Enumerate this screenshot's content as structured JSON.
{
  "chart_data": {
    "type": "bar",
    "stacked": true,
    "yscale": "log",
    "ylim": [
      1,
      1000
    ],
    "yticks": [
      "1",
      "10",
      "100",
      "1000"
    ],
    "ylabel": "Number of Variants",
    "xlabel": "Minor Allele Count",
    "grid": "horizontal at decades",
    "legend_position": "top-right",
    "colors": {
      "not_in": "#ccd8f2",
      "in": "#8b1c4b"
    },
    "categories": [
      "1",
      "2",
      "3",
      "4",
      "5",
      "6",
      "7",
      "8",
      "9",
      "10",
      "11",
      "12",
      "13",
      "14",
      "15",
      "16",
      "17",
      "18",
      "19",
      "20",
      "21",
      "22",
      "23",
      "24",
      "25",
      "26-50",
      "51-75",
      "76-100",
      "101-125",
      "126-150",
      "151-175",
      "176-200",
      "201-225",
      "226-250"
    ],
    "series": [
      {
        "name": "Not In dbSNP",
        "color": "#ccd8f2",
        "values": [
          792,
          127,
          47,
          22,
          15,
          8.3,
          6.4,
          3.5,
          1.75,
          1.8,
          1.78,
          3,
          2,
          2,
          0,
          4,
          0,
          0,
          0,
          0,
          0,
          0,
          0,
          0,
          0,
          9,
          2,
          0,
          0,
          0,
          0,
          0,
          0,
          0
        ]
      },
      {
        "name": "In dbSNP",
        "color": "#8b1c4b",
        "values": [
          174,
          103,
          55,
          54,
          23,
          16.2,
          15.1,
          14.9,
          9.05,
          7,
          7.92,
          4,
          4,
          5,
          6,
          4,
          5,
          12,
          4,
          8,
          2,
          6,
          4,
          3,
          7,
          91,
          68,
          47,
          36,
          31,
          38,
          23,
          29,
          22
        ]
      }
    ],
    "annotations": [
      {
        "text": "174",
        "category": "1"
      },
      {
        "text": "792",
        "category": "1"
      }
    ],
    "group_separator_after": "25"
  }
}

=== TASK TO CARRY OUT ===
Please give back all of the records exactly as written.

=== EXERCISE SOLUTION ===
Enumerate this screenshot's content as structured JSON.
{
  "chart_data": {
    "type": "bar",
    "stacked": true,
    "yscale": "log",
    "ylim": [
      1,
      1000
    ],
    "yticks": [
      "1",
      "10",
      "100",
      "1000"
    ],
    "ylabel": "Number of Variants",
    "xlabel": "Minor Allele Count",
    "grid": "horizontal at decades",
    "legend_position": "top-right",
    "colors": {
      "not_in": "#ccd8f2",
      "in": "#8b1c4b"
    },
    "categories": [
      "1",
      "2",
      "3",
      "4",
      "5",
      "6",
      "7",
      "8",
      "9",
      "10",
      "11",
      "12",
      "13",
      "14",
      "15",
      "16",
      "17",
      "18",
      "19",
      "20",
      "21",
      "22",
      "23",
      "24",
      "25",
      "26-50",
      "51-75",
      "76-100",
      "101-125",
      "126-150",
      "151-175",
      "176-200",
      "201-225",
      "226-250"
    ],
    "series": [
      {
        "name": "Not In dbSNP",
        "color": "#ccd8f2",
        "values": [
          792,
          127,
          47,
          22,
          15,
          8.3,
          6.4,
          3.5,
          1.75,
          1.8,
          1.78,
          3,
          2,
          2,
          0,
          4,
          0,
          0,
          0,
          0,
          0,
          0,
          0,
          0,
          0,
          9,
          2,
          0,
          0,
          0,
          0,
          0,
          0,
          0
        ]
      },
      {
        "name": "In dbSNP",
        "color": "#8b1c4b",
        "values": [
          174,
          103,
          55,
          54,
          23,
          16.2,
          15.1,
          14.9,
          9.05,
          7,
          7.92,
          4,
          4,
          5,
          6,
          4,
          5,
          12,
          4,
          8,
          2,
          6,
          4,
          3,
          7,
          91,
          68,
          47,
          36,
          31,
          38,
          23,
          29,
          22
        ]
      }
    ],
    "annotations": [
      {
        "text": "174",
        "category": "1"
      },
      {
        "text": "792",
        "category": "1"
      }
    ],
    "group_separator_after": "25"
  }
}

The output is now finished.